>> start
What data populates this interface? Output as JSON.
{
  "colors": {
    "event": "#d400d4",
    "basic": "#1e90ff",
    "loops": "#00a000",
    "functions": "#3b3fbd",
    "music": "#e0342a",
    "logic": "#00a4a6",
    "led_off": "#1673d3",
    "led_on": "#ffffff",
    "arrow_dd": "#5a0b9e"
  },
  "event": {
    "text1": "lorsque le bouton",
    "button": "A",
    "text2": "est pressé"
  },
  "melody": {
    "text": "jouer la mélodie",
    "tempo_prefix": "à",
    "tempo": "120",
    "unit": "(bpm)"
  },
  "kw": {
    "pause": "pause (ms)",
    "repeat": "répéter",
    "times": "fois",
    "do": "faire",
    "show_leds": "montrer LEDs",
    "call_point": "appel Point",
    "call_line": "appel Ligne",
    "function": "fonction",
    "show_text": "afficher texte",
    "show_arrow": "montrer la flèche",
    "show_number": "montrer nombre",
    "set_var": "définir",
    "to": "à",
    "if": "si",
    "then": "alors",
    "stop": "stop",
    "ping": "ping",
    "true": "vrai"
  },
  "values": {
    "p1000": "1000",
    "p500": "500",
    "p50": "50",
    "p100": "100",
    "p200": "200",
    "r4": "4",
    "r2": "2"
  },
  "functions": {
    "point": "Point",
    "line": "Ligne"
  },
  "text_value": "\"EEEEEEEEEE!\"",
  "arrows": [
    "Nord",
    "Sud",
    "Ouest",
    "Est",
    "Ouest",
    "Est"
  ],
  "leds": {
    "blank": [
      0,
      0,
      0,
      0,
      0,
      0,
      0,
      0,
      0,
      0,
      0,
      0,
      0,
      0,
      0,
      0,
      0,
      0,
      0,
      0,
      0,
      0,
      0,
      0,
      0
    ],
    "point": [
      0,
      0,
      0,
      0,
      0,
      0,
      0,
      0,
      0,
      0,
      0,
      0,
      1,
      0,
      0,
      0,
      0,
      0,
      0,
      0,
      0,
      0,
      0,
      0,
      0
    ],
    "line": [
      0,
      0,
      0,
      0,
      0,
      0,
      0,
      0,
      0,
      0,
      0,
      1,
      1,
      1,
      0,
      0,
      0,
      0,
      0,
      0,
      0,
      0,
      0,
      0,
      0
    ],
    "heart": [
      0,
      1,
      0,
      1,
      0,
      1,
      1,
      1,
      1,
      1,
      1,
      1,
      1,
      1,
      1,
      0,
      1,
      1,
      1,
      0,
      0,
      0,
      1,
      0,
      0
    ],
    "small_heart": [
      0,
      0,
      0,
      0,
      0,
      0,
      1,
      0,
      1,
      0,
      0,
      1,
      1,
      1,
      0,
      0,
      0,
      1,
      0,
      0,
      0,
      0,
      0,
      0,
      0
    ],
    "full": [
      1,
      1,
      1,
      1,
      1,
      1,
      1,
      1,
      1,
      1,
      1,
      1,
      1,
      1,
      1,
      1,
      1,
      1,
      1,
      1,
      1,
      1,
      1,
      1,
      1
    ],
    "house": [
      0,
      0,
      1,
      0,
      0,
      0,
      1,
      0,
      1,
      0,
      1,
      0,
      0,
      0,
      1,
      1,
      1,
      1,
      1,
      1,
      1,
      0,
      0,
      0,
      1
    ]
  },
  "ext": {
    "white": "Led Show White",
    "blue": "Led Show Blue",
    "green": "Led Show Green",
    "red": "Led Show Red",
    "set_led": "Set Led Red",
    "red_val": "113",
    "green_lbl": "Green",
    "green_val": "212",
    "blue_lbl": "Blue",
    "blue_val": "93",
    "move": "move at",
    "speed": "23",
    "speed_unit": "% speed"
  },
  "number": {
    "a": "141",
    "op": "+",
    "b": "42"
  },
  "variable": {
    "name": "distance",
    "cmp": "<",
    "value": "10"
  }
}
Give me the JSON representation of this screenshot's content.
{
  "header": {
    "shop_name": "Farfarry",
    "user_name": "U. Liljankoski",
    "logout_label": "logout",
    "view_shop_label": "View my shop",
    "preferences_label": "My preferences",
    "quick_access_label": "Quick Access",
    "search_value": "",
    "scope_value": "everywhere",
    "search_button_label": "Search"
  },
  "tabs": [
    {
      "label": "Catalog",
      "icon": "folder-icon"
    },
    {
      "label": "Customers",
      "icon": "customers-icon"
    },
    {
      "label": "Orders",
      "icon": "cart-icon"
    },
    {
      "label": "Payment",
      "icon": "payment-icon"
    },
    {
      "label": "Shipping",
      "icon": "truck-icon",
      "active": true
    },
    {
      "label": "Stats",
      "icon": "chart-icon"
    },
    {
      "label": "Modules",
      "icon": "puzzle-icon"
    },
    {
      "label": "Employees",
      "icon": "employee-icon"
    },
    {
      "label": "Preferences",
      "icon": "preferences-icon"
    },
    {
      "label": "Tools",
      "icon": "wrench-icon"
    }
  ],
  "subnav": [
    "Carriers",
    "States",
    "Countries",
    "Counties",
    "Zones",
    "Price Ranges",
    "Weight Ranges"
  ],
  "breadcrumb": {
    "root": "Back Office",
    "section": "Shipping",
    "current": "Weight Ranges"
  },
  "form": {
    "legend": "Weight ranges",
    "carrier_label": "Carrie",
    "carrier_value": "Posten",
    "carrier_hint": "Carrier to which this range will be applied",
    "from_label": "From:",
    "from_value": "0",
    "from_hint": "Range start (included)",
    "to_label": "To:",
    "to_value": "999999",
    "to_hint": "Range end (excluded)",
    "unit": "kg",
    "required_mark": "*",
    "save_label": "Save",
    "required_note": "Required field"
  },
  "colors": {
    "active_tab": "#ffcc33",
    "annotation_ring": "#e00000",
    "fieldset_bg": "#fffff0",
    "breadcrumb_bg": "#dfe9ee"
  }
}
>> end
Exercise directions:
Please restate the data word for word, every record included.

Result:
What data populates this interface? Output as JSON.
{
  "colors": {
    "event": "#d400d4",
    "basic": "#1e90ff",
    "loops": "#00a000",
    "functions": "#3b3fbd",
    "music": "#e0342a",
    "logic": "#00a4a6",
    "led_off": "#1673d3",
    "led_on": "#ffffff",
    "arrow_dd": "#5a0b9e"
  },
  "event": {
    "text1": "lorsque le bouton",
    "button": "A",
    "text2": "est pressé"
  },
  "melody": {
    "text": "jouer la mélodie",
    "tempo_prefix": "à",
    "tempo": "120",
    "unit": "(bpm)"
  },
  "kw": {
    "pause": "pause (ms)",
    "repeat": "répéter",
    "times": "fois",
    "do": "faire",
    "show_leds": "montrer LEDs",
    "call_point": "appel Point",
    "call_line": "appel Ligne",
    "function": "fonction",
    "show_text": "afficher texte",
    "show_arrow": "montrer la flèche",
    "show_number": "montrer nombre",
    "set_var": "définir",
    "to": "à",
    "if": "si",
    "then": "alors",
    "stop": "stop",
    "ping": "ping",
    "true": "vrai"
  },
  "values": {
    "p1000": "1000",
    "p500": "500",
    "p50": "50",
    "p100": "100",
    "p200": "200",
    "r4": "4",
    "r2": "2"
  },
  "functions": {
    "point": "Point",
    "line": "Ligne"
  },
  "text_value": "\"EEEEEEEEEE!\"",
  "arrows": [
    "Nord",
    "Sud",
    "Ouest",
    "Est",
    "Ouest",
    "Est"
  ],
  "leds": {
    "blank": [
      0,
      0,
      0,
      0,
      0,
      0,
      0,
      0,
      0,
      0,
      0,
      0,
      0,
      0,
      0,
      0,
      0,
      0,
      0,
      0,
      0,
      0,
      0,
      0,
      0
    ],
    "point": [
      0,
      0,
      0,
      0,
      0,
      0,
      0,
      0,
      0,
      0,
      0,
      0,
      1,
      0,
      0,
      0,
      0,
      0,
      0,
      0,
      0,
      0,
      0,
      0,
      0
    ],
    "line": [
      0,
      0,
      0,
      0,
      0,
      0,
      0,
      0,
      0,
      0,
      0,
      1,
      1,
      1,
      0,
      0,
      0,
      0,
      0,
      0,
      0,
      0,
      0,
      0,
      0
    ],
    "heart": [
      0,
      1,
      0,
      1,
      0,
      1,
      1,
      1,
      1,
      1,
      1,
      1,
      1,
      1,
      1,
      0,
      1,
      1,
      1,
      0,
      0,
      0,
      1,
      0,
      0
    ],
    "small_heart": [
      0,
      0,
      0,
      0,
      0,
      0,
      1,
      0,
      1,
      0,
      0,
      1,
      1,
      1,
      0,
      0,
      0,
      1,
      0,
      0,
      0,
      0,
      0,
      0,
      0
    ],
    "full": [
      1,
      1,
      1,
      1,
      1,
      1,
      1,
      1,
      1,
      1,
      1,
      1,
      1,
      1,
      1,
      1,
      1,
      1,
      1,
      1,
      1,
      1,
      1,
      1,
      1
    ],
    "house": [
      0,
      0,
      1,
      0,
      0,
      0,
      1,
      0,
      1,
      0,
      1,
      0,
      0,
      0,
      1,
      1,
      1,
      1,
      1,
      1,
      1,
      0,
      0,
      0,
      1
    ]
  },
  "ext": {
    "white": "Led Show White",
    "blue": "Led Show Blue",
    "green": "Led Show Green",
    "red": "Led Show Red",
    "set_led": "Set Led Red",
    "red_val": "113",
    "green_lbl": "Green",
    "green_val": "212",
    "blue_lbl": "Blue",
    "blue_val": "93",
    "move": "move at",
    "speed": "23",
    "speed_unit": "% speed"
  },
  "number": {
    "a": "141",
    "op": "+",
    "b": "42"
  },
  "variable": {
    "name": "distance",
    "cmp": "<",
    "value": "10"
  }
}
Give me the JSON representation of this screenshot's content.
{
  "header": {
    "shop_name": "Farfarry",
    "user_name": "U. Liljankoski",
    "logout_label": "logout",
    "view_shop_label": "View my shop",
    "preferences_label": "My preferences",
    "quick_access_label": "Quick Access",
    "search_value": "",
    "scope_value": "everywhere",
    "search_button_label": "Search"
  },
  "tabs": [
    {
      "label": "Catalog",
      "icon": "folder-icon"
    },
    {
      "label": "Customers",
      "icon": "customers-icon"
    },
    {
      "label": "Orders",
      "icon": "cart-icon"
    },
    {
      "label": "Payment",
      "icon": "payment-icon"
    },
    {
      "label": "Shipping",
      "icon": "truck-icon",
      "active": true
    },
    {
      "label": "Stats",
      "icon": "chart-icon"
    },
    {
      "label": "Modules",
      "icon": "puzzle-icon"
    },
    {
      "label": "Employees",
      "icon": "employee-icon"
    },
    {
      "label": "Preferences",
      "icon": "preferences-icon"
    },
    {
      "label": "Tools",
      "icon": "wrench-icon"
    }
  ],
  "subnav": [
    "Carriers",
    "States",
    "Countries",
    "Counties",
    "Zones",
    "Price Ranges",
    "Weight Ranges"
  ],
  "breadcrumb": {
    "root": "Back Office",
    "section": "Shipping",
    "current": "Weight Ranges"
  },
  "form": {
    "legend": "Weight ranges",
    "carrier_label": "Carrie",
    "carrier_value": "Posten",
    "carrier_hint": "Carrier to which this range will be applied",
    "from_label": "From:",
    "from_value": "0",
    "from_hint": "Range start (included)",
    "to_label": "To:",
    "to_value": "999999",
    "to_hint": "Range end (excluded)",
    "unit": "kg",
    "required_mark": "*",
    "save_label": "Save",
    "required_note": "Required field"
  },
  "colors": {
    "active_tab": "#ffcc33",
    "annotation_ring": "#e00000",
    "fieldset_bg": "#fffff0",
    "breadcrumb_bg": "#dfe9ee"
  }
}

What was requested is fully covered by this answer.